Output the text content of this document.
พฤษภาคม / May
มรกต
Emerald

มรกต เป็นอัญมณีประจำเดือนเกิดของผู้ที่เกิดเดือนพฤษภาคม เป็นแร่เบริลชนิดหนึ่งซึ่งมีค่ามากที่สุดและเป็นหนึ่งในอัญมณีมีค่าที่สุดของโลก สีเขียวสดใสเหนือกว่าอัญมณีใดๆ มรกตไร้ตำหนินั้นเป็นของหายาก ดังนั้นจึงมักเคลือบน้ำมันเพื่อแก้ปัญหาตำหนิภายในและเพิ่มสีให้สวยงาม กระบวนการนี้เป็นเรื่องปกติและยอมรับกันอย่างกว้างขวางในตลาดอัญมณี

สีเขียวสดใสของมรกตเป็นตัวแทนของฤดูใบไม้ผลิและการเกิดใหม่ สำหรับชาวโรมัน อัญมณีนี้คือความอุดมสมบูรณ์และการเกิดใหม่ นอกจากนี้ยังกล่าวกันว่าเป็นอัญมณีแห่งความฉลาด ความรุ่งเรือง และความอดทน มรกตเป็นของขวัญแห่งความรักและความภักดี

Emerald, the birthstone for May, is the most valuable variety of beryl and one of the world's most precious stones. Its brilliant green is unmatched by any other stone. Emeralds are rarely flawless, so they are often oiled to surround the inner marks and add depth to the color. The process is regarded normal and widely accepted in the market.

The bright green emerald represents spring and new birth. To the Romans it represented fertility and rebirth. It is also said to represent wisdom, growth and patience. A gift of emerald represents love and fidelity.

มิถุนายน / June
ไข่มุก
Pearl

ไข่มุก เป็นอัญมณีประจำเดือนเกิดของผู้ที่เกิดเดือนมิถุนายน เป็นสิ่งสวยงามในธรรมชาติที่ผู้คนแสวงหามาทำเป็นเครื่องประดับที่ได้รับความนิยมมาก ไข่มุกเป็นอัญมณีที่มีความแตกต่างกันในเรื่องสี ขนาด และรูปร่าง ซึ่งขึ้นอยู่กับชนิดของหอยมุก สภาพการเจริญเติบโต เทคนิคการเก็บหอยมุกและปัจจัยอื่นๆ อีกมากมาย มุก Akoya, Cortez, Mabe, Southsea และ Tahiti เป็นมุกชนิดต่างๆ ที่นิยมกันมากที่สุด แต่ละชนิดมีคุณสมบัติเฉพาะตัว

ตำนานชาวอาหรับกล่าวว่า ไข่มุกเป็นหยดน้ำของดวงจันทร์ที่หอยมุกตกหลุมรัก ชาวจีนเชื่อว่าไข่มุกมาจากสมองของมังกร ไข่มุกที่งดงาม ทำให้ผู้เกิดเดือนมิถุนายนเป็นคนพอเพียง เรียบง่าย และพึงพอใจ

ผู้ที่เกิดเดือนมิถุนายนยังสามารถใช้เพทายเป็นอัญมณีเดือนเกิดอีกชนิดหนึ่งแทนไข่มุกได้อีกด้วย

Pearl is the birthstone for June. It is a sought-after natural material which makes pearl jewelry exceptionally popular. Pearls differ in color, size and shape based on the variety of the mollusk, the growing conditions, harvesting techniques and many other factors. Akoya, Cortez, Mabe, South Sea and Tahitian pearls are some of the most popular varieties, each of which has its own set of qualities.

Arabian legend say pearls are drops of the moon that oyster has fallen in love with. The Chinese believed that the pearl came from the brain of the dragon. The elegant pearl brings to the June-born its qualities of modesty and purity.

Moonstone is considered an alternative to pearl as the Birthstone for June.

════════════════

> _Challenge_:
Give back the whole listing exactly as it reads.

> _Full answer_:
Output the text content of this document.
พฤษภาคม / May
มรกต
Emerald

มรกต เป็นอัญมณีประจำเดือนเกิดของผู้ที่เกิดเดือนพฤษภาคม เป็นแร่เบริลชนิดหนึ่งซึ่งมีค่ามากที่สุดและเป็นหนึ่งในอัญมณีมีค่าที่สุดของโลก สีเขียวสดใสเหนือกว่าอัญมณีใดๆ มรกตไร้ตำหนินั้นเป็นของหายาก ดังนั้นจึงมักเคลือบน้ำมันเพื่อแก้ปัญหาตำหนิภายในและเพิ่มสีให้สวยงาม กระบวนการนี้เป็นเรื่องปกติและยอมรับกันอย่างกว้างขวางในตลาดอัญมณี

สีเขียวสดใสของมรกตเป็นตัวแทนของฤดูใบไม้ผลิและการเกิดใหม่ สำหรับชาวโรมัน อัญมณีนี้คือความอุดมสมบูรณ์และการเกิดใหม่ นอกจากนี้ยังกล่าวกันว่าเป็นอัญมณีแห่งความฉลาด ความรุ่งเรือง และความอดทน มรกตเป็นของขวัญแห่งความรักและความภักดี

Emerald, the birthstone for May, is the most valuable variety of beryl and one of the world's most precious stones. Its brilliant green is unmatched by any other stone. Emeralds are rarely flawless, so they are often oiled to surround the inner marks and add depth to the color. The process is regarded normal and widely accepted in the market.

The bright green emerald represents spring and new birth. To the Romans it represented fertility and rebirth. It is also said to represent wisdom, growth and patience. A gift of emerald represents love and fidelity.

มิถุนายน / June
ไข่มุก
Pearl

ไข่มุก เป็นอัญมณีประจำเดือนเกิดของผู้ที่เกิดเดือนมิถุนายน เป็นสิ่งสวยงามในธรรมชาติที่ผู้คนแสวงหามาทำเป็นเครื่องประดับที่ได้รับความนิยมมาก ไข่มุกเป็นอัญมณีที่มีความแตกต่างกันในเรื่องสี ขนาด และรูปร่าง ซึ่งขึ้นอยู่กับชนิดของหอยมุก สภาพการเจริญเติบโต เทคนิคการเก็บหอยมุกและปัจจัยอื่นๆ อีกมากมาย มุก Akoya, Cortez, Mabe, Southsea และ Tahiti เป็นมุกชนิดต่างๆ ที่นิยมกันมากที่สุด แต่ละชนิดมีคุณสมบัติเฉพาะตัว

ตำนานชาวอาหรับกล่าวว่า ไข่มุกเป็นหยดน้ำของดวงจันทร์ที่หอยมุกตกหลุมรัก ชาวจีนเชื่อว่าไข่มุกมาจากสมองของมังกร ไข่มุกที่งดงาม ทำให้ผู้เกิดเดือนมิถุนายนเป็นคนพอเพียง เรียบง่าย และพึงพอใจ

ผู้ที่เกิดเดือนมิถุนายนยังสามารถใช้เพทายเป็นอัญมณีเดือนเกิดอีกชนิดหนึ่งแทนไข่มุกได้อีกด้วย

Pearl is the birthstone for June. It is a sought-after natural material which makes pearl jewelry exceptionally popular. Pearls differ in color, size and shape based on the variety of the mollusk, the growing conditions, harvesting techniques and many other factors. Akoya, Cortez, Mabe, South Sea and Tahitian pearls are some of the most popular varieties, each of which has its own set of qualities.

Arabian legend say pearls are drops of the moon that oyster has fallen in love with. The Chinese believed that the pearl came from the brain of the dragon. The elegant pearl brings to the June-born its qualities of modesty and purity.

Moonstone is considered an alternative to pearl as the Birthstone for June.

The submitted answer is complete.